═══ Information supplied ═══
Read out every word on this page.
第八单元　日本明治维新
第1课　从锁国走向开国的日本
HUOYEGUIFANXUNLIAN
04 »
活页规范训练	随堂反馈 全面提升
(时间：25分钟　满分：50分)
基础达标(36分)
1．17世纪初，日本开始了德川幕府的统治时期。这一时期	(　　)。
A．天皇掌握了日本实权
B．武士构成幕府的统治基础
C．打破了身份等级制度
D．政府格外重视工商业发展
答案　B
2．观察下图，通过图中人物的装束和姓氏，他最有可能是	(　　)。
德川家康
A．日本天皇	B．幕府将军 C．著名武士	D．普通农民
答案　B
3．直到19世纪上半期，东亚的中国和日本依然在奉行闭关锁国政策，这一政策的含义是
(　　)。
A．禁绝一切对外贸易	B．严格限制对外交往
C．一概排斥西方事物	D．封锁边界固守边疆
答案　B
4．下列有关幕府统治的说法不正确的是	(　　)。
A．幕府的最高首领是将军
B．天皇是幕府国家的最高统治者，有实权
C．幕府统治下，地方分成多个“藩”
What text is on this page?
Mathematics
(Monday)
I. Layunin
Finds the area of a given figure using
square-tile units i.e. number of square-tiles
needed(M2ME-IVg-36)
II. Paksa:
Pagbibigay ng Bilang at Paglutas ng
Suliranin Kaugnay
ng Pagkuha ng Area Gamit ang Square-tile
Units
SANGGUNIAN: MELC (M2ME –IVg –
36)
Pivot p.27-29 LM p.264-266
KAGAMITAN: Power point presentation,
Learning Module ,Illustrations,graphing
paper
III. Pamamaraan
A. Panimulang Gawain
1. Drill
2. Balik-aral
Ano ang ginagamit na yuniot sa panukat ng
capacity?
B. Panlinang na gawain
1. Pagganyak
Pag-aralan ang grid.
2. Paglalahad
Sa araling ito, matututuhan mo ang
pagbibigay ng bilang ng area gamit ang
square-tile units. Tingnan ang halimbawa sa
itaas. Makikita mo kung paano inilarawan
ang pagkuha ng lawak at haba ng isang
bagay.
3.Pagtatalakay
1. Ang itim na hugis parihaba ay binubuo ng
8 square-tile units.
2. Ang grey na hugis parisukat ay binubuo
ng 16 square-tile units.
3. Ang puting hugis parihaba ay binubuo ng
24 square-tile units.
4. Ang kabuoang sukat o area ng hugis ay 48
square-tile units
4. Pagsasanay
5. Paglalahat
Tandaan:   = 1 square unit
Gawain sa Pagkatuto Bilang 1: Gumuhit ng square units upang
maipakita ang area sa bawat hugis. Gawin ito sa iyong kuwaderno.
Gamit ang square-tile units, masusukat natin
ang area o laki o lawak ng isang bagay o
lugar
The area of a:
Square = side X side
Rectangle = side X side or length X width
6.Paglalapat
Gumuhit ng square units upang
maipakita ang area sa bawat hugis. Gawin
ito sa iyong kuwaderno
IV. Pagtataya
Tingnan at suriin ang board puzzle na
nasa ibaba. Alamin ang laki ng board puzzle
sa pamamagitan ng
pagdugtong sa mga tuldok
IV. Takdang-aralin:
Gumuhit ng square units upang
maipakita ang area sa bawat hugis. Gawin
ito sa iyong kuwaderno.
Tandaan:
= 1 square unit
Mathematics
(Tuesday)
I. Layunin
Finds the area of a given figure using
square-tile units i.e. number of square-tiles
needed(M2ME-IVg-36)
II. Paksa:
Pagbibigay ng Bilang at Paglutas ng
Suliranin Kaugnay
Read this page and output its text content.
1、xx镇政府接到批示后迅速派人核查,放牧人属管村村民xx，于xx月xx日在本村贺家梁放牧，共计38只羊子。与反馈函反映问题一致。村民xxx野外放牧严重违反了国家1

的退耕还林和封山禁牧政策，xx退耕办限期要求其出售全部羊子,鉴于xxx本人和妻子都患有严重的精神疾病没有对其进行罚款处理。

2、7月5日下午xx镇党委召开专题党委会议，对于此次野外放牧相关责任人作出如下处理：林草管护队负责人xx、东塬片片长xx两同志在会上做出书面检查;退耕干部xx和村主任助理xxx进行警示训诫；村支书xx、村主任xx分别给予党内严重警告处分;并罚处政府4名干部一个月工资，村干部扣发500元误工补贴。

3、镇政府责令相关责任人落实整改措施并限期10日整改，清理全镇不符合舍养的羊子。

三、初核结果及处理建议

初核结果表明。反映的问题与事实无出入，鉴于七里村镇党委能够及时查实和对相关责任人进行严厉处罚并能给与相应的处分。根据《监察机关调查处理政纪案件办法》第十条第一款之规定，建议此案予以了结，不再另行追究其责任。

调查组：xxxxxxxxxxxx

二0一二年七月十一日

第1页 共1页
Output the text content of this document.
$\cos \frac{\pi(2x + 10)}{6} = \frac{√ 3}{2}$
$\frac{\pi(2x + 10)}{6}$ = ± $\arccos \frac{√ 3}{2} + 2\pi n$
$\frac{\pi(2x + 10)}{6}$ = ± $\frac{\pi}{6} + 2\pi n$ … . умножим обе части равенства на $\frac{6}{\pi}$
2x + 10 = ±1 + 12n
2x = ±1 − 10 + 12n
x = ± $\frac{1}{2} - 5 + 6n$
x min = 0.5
═══
** Exercise objective **
Each line from the one with "Read this page and output its text content." through the last line of the records must be written out word for word. Include nothing else.

** Response to the exercise **
Read this page and output its text content.
1、xx镇政府接到批示后迅速派人核查,放牧人属管村村民xx，于xx月xx日在本村贺家梁放牧，共计38只羊子。与反馈函反映问题一致。村民xxx野外放牧严重违反了国家1

的退耕还林和封山禁牧政策，xx退耕办限期要求其出售全部羊子,鉴于xxx本人和妻子都患有严重的精神疾病没有对其进行罚款处理。

2、7月5日下午xx镇党委召开专题党委会议，对于此次野外放牧相关责任人作出如下处理：林草管护队负责人xx、东塬片片长xx两同志在会上做出书面检查;退耕干部xx和村主任助理xxx进行警示训诫；村支书xx、村主任xx分别给予党内严重警告处分;并罚处政府4名干部一个月工资，村干部扣发500元误工补贴。

3、镇政府责令相关责任人落实整改措施并限期10日整改，清理全镇不符合舍养的羊子。

三、初核结果及处理建议

初核结果表明。反映的问题与事实无出入，鉴于七里村镇党委能够及时查实和对相关责任人进行严厉处罚并能给与相应的处分。根据《监察机关调查处理政纪案件办法》第十条第一款之规定，建议此案予以了结，不再另行追究其责任。

调查组：xxxxxxxxxxxx

二0一二年七月十一日

第1页 共1页
Output the text content of this document.
$\cos \frac{\pi(2x + 10)}{6} = \frac{√ 3}{2}$
$\frac{\pi(2x + 10)}{6}$ = ± $\arccos \frac{√ 3}{2} + 2\pi n$
$\frac{\pi(2x + 10)}{6}$ = ± $\frac{\pi}{6} + 2\pi n$ … . умножим обе части равенства на $\frac{6}{\pi}$
2x + 10 = ±1 + 12n
2x = ±1 − 10 + 12n
x = ± $\frac{1}{2} - 5 + 6n$
x min = 0.5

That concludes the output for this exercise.